Exercise task:
Copy the data that follows, character for character, minus the pictures.

--- begin Material shown ---

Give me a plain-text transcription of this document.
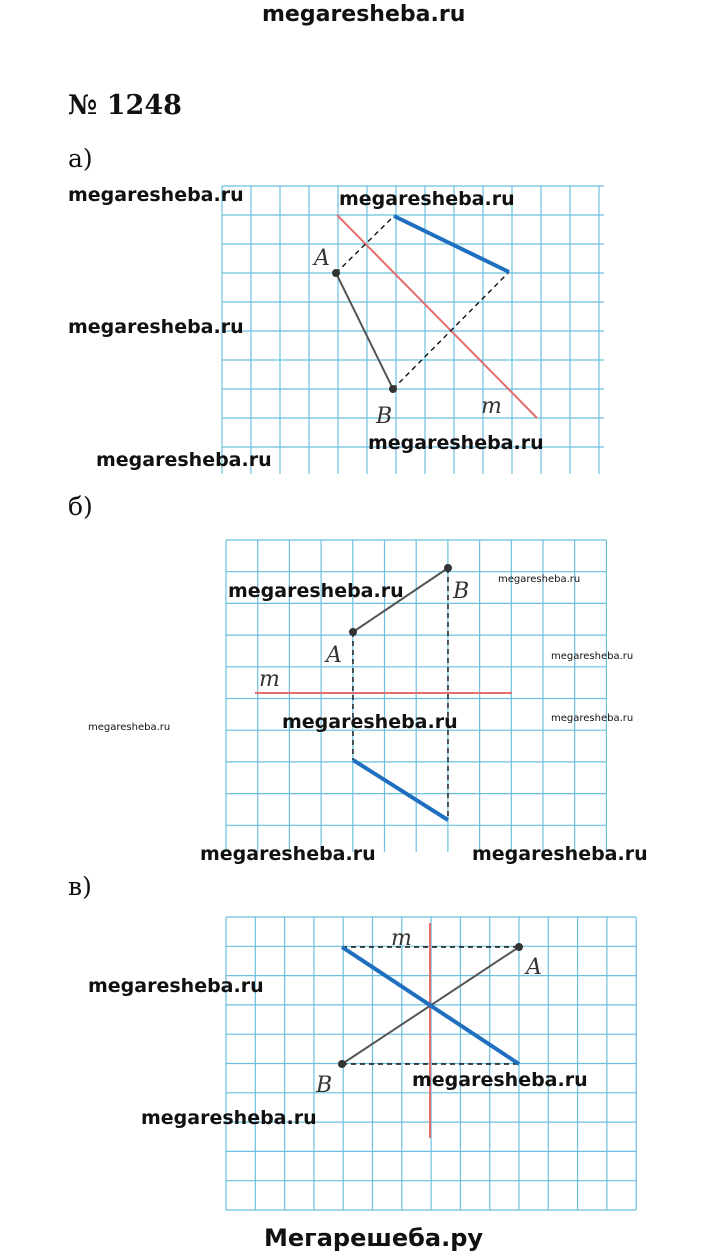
megaresheba.ru
№ 1248
а)
A
B	m
megaresheba.ru	megaresheba.ru
megaresheba.ru
megaresheba.ru
megaresheba.ru
б)
A
B
m
megaresheba.ru
megaresheba.ru
megaresheba.ru
megaresheba.ru
megaresheba.ru
megaresheba.ru
megaresheba.ru	megaresheba.ru
в)
A
B
m
megaresheba.ru
megaresheba.ru
megaresheba.ru
Мегарешеба.ру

--- end Material shown ---

Exercise output:
Give me a plain-text transcription of this document.
megaresheba.ru
№ 1248
а)
A
B	m
megaresheba.ru	megaresheba.ru
megaresheba.ru
megaresheba.ru
megaresheba.ru
б)
A
B
m
megaresheba.ru
megaresheba.ru
megaresheba.ru
megaresheba.ru
megaresheba.ru
megaresheba.ru
megaresheba.ru	megaresheba.ru
в)
A
B
m
megaresheba.ru
megaresheba.ru
megaresheba.ru
Мегарешеба.ру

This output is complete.